Exercise instructions: Check each line of the listing, and copy it if it contains the word "hidden".

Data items
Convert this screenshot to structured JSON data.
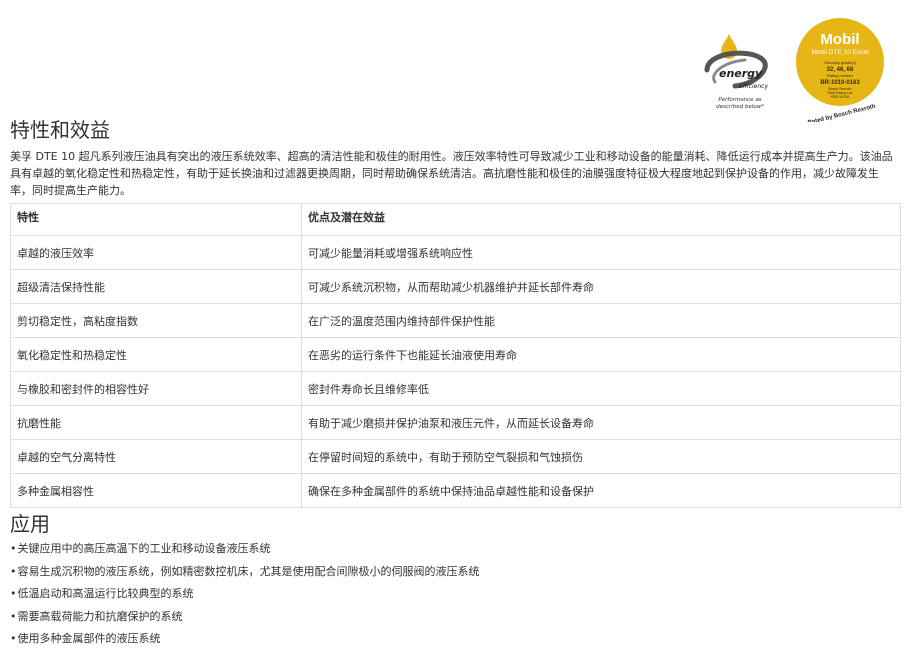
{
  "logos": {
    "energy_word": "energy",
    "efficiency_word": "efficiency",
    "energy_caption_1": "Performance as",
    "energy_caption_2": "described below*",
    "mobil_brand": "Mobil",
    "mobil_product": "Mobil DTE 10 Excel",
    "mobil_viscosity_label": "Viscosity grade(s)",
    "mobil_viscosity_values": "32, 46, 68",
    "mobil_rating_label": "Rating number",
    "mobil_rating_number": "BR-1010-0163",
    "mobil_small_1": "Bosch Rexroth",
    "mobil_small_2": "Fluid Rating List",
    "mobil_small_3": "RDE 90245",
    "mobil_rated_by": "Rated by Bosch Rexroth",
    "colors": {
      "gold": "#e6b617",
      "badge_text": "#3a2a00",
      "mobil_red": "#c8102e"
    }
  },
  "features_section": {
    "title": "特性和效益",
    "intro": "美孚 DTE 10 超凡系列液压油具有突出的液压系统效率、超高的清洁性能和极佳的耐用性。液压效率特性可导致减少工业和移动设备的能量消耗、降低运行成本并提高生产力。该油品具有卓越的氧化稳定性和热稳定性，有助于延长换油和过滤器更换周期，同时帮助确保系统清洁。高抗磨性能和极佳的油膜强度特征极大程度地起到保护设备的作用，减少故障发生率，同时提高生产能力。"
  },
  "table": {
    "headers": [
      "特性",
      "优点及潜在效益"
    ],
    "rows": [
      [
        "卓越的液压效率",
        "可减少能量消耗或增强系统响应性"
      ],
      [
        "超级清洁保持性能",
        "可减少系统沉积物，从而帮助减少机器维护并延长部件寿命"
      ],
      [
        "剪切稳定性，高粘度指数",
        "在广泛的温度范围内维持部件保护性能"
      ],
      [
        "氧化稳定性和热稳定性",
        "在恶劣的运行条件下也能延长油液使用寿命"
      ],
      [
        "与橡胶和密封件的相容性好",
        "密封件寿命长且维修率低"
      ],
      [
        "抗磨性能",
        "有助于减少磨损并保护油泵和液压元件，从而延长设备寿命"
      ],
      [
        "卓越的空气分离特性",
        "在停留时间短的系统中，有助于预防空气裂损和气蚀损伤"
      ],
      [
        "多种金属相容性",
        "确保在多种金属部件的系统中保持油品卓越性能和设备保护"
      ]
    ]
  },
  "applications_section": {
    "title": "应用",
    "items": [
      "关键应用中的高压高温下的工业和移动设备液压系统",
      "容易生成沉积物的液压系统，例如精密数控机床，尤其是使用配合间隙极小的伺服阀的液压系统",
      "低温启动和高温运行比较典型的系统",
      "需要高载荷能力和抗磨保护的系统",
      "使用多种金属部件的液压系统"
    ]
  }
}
---
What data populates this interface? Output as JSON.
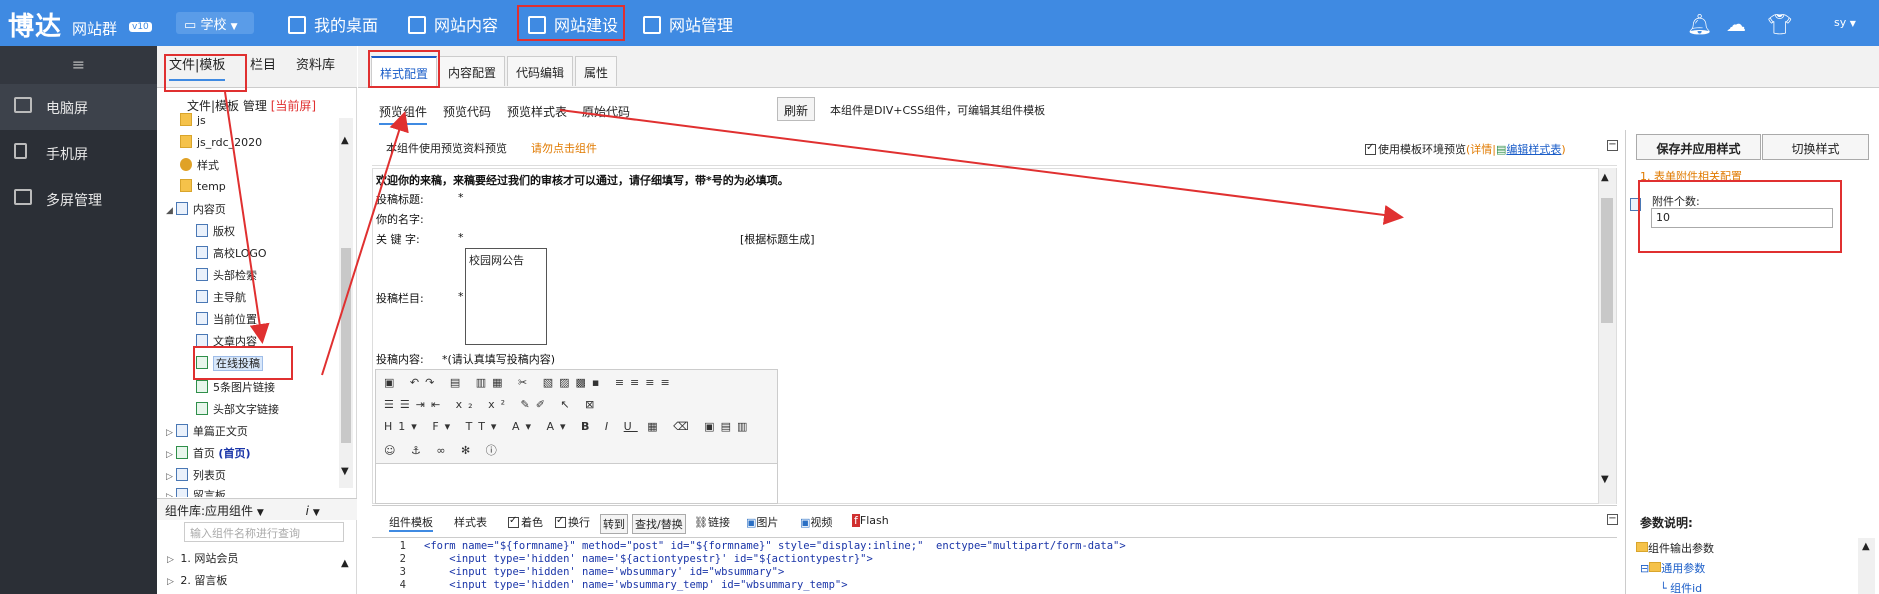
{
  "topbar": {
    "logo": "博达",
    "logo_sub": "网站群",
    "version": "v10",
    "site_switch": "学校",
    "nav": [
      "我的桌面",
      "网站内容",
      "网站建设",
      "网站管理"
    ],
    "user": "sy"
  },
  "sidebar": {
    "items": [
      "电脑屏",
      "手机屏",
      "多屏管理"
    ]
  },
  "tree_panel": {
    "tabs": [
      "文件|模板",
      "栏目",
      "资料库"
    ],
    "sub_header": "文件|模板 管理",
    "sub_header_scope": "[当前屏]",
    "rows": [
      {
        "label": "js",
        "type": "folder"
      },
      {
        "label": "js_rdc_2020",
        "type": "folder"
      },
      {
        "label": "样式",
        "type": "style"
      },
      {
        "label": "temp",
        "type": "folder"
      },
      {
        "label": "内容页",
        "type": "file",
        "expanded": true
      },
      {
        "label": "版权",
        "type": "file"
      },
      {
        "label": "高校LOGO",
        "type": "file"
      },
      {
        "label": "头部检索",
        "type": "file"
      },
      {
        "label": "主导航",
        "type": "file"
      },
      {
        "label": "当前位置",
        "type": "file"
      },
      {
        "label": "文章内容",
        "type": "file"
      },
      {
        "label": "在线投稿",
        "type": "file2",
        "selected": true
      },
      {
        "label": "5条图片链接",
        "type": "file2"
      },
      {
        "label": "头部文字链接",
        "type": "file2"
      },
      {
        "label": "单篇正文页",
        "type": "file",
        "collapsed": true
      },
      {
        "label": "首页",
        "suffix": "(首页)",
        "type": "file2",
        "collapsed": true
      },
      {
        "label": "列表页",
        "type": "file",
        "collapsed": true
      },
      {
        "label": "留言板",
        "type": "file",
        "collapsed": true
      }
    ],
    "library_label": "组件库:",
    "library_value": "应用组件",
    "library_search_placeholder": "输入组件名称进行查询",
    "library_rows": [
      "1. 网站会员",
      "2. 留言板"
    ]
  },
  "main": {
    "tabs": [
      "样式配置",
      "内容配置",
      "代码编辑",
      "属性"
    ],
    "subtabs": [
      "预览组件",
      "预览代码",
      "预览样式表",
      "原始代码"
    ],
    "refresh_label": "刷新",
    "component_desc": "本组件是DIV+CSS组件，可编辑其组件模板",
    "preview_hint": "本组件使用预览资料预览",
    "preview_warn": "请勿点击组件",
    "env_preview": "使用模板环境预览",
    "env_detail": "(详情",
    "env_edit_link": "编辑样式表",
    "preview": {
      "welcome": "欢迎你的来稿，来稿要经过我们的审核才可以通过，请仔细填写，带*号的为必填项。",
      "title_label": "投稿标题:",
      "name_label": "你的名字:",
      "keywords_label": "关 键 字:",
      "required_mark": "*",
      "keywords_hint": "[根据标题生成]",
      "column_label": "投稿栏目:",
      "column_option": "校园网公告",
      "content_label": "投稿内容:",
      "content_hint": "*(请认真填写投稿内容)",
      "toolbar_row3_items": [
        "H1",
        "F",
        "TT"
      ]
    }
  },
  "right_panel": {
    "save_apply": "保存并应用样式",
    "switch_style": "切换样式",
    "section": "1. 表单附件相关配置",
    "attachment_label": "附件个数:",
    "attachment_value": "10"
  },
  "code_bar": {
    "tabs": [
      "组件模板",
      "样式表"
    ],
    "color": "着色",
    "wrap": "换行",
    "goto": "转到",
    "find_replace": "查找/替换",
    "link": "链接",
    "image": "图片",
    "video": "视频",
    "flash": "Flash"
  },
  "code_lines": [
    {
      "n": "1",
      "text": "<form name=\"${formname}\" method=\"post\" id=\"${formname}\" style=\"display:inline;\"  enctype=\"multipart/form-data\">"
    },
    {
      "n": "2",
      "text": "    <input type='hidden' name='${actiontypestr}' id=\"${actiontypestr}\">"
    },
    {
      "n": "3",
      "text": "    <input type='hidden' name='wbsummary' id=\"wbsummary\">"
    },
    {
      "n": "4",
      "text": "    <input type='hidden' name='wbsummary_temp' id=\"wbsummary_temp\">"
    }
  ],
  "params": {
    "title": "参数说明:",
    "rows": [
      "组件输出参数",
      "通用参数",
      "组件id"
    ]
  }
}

The response:
      "text": "    <input type='hidden' name='${actiontypestr}' id=\"${actiontypestr}\">"
      "text": "    <input type='hidden' name='wbsummary' id=\"wbsummary\">"
      "text": "    <input type='hidden' name='wbsummary_temp' id=\"wbsummary_temp\">"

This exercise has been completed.